**Short task A:** Write out the entries line for line, starting at the first entry and stopping after the line that contains "reply-button[interactable]: 34 xyxy=(42,598,119,648)", with that line included.

**Reading passage:**
%%

Yesterday was a really great example of how we're defending quite well and doing quite a good job of beating the press, but when you get into the 70th minute and you’re just allowing people to press you all the time and insisting on trying to make dangerous plays up the pitch, rather than just playing keep ball, it eventually becomes expensive.

AW: A bit of a bit of game management. I think that's what Ipswich have been really good at this season. I think the only tactical mistake was against Leeds where if you try and play against Leeds and you push men high up, they're so effective on the counter-attack and they just demolished us.

It's about being smart in the 60th, 70th minute kind of areas and then I guess breaking teams down as well when you've just got that possession-based football. If teams do catch you out on the press and get a goal lead and then just sit in two banks of four, that’s a situation where I know we found it tough last year in League One a lot.

It becomes a frustrating game of a lot of possession, but not that many chances just because they're so deep and so hard to break down and get back into the game.

On Ipswich’s style of play.

AW: It very much depends game by game, we like to have the ball and be in possession where we can. Our numbers probably won't be as high as teams like Southampton and Leicester, who I think are up the top. I think Ipswich are probably like fifth or sixth.

In possession, we'll keep the ball but we'd like to transition quickly and it's all patterns of play. So, rather than just keeping the ball and knocking about left and right, we'll pass it, but then try and open up space for a couple of things like either getting the right winger, which was Wes Burns before he got injured, down the right to either run in behind or get the cutback.

Or get it to Leif Davis, who as a left-back bombs on incredibly far and overloads the left. We essentially end up with an overload, we’ve got the three at the back, the two in the midfield, who pivot. One will drop deep and receive the ball off the defenders and the other one will go forward. Then, because Leif Davis gets so far ahead, you have five players up the pitch, the two 10s, the right winger, Leif Davis, playing as the left winger and the striker up there.

%%

**Provided entries:**
%%

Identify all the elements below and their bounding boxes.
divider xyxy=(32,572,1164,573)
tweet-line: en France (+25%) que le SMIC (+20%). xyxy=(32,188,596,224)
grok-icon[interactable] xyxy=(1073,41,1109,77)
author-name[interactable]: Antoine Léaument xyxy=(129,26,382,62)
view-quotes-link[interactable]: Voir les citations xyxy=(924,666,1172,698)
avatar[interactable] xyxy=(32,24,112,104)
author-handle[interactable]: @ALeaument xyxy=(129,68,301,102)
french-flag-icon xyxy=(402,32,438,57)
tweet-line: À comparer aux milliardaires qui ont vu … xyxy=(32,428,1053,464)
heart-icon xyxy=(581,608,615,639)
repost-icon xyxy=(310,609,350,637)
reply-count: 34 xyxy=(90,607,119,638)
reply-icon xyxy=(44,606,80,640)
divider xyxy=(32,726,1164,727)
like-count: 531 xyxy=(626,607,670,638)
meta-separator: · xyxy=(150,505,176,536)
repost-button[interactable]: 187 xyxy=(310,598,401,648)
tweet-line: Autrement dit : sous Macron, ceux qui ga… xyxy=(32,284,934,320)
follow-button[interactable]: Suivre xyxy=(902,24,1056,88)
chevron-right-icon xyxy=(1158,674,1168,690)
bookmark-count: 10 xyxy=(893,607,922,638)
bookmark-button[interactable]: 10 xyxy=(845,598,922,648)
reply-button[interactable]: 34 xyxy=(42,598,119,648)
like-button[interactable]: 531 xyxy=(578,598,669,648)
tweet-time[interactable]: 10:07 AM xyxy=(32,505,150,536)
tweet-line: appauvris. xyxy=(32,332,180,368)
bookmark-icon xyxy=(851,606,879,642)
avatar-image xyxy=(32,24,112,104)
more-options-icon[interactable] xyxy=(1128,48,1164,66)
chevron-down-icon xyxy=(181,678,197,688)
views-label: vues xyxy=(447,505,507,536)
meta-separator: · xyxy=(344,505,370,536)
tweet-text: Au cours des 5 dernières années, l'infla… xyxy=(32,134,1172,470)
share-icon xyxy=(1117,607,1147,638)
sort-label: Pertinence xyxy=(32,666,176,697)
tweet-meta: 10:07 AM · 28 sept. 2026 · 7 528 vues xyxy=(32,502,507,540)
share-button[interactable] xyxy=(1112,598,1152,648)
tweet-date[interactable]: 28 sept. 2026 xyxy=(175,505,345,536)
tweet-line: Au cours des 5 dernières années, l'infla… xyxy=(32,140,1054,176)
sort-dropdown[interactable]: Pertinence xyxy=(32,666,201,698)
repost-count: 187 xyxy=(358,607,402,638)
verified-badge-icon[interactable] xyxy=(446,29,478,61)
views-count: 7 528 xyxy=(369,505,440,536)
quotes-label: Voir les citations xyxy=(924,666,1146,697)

%%

**Short task B:** Extend the interview passage on Ipswich's style of play, starting right after its last sentence.

**Answer A:**
Identify all the elements below and their bounding boxes.
divider xyxy=(32,572,1164,573)
tweet-line: en France (+25%) que le SMIC (+20%). xyxy=(32,188,596,224)
grok-icon[interactable] xyxy=(1073,41,1109,77)
author-name[interactable]: Antoine Léaument xyxy=(129,26,382,62)
view-quotes-link[interactable]: Voir les citations xyxy=(924,666,1172,698)
avatar[interactable] xyxy=(32,24,112,104)
author-handle[interactable]: @ALeaument xyxy=(129,68,301,102)
french-flag-icon xyxy=(402,32,438,57)
tweet-line: À comparer aux milliardaires qui ont vu … xyxy=(32,428,1053,464)
heart-icon xyxy=(581,608,615,639)
repost-icon xyxy=(310,609,350,637)
reply-count: 34 xyxy=(90,607,119,638)
reply-icon xyxy=(44,606,80,640)
divider xyxy=(32,726,1164,727)
like-count: 531 xyxy=(626,607,670,638)
meta-separator: · xyxy=(150,505,176,536)
repost-button[interactable]: 187 xyxy=(310,598,401,648)
tweet-line: Autrement dit : sous Macron, ceux qui ga… xyxy=(32,284,934,320)
follow-button[interactable]: Suivre xyxy=(902,24,1056,88)
chevron-right-icon xyxy=(1158,674,1168,690)
bookmark-count: 10 xyxy=(893,607,922,638)
bookmark-button[interactable]: 10 xyxy=(845,598,922,648)
reply-button[interactable]: 34 xyxy=(42,598,119,648)

**Answer B:**
CM: I’ve watch a little bit of you play, i think it was the 3-2 Bristol City, and it seemed very focused on these sweeping moves going from left to right quite quickly. And just stretching the pitch both vertically and horizontally at the same time.

AW: Yeah, pretty much. We keep the width, but then hit teams on the counter quite well as well. Last season we scored an incredible counter-attacking goal where we went from back to front in three or four touches.

This is why I'm quite interested because the away game, this was before Southampton got into that long unbeaten run, but we pressed, we definitely kept two banks of four and pressed kind of medium high up the pitch.

Obviously, we got the goal from Omari Hutchinson intercepting a Shea Charles pass. I'm not sure why Russell decided to play him at centre-half for that game. That was a bit of a confusing one. But anyway, we've done that away a few times and Friday was probably another example of that.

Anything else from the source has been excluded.